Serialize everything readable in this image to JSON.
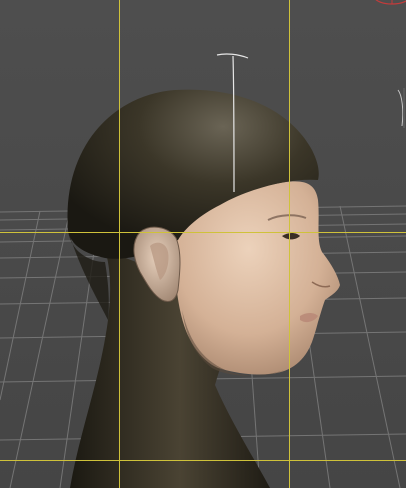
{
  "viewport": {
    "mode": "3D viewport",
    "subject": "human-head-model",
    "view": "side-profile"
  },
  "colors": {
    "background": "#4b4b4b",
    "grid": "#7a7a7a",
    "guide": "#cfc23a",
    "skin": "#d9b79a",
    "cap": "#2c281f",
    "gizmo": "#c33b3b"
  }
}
..........
_GIVEN EXERCISE:_ In your copy, repeat each record exactly and include no pictures.

_TASK RESULT:_
Serialize everything readable in this image to JSON.
{
  "viewport": {
    "mode": "3D viewport",
    "subject": "human-head-model",
    "view": "side-profile"
  },
  "colors": {
    "background": "#4b4b4b",
    "grid": "#7a7a7a",
    "guide": "#cfc23a",
    "skin": "#d9b79a",
    "cap": "#2c281f",
    "gizmo": "#c33b3b"
  }
}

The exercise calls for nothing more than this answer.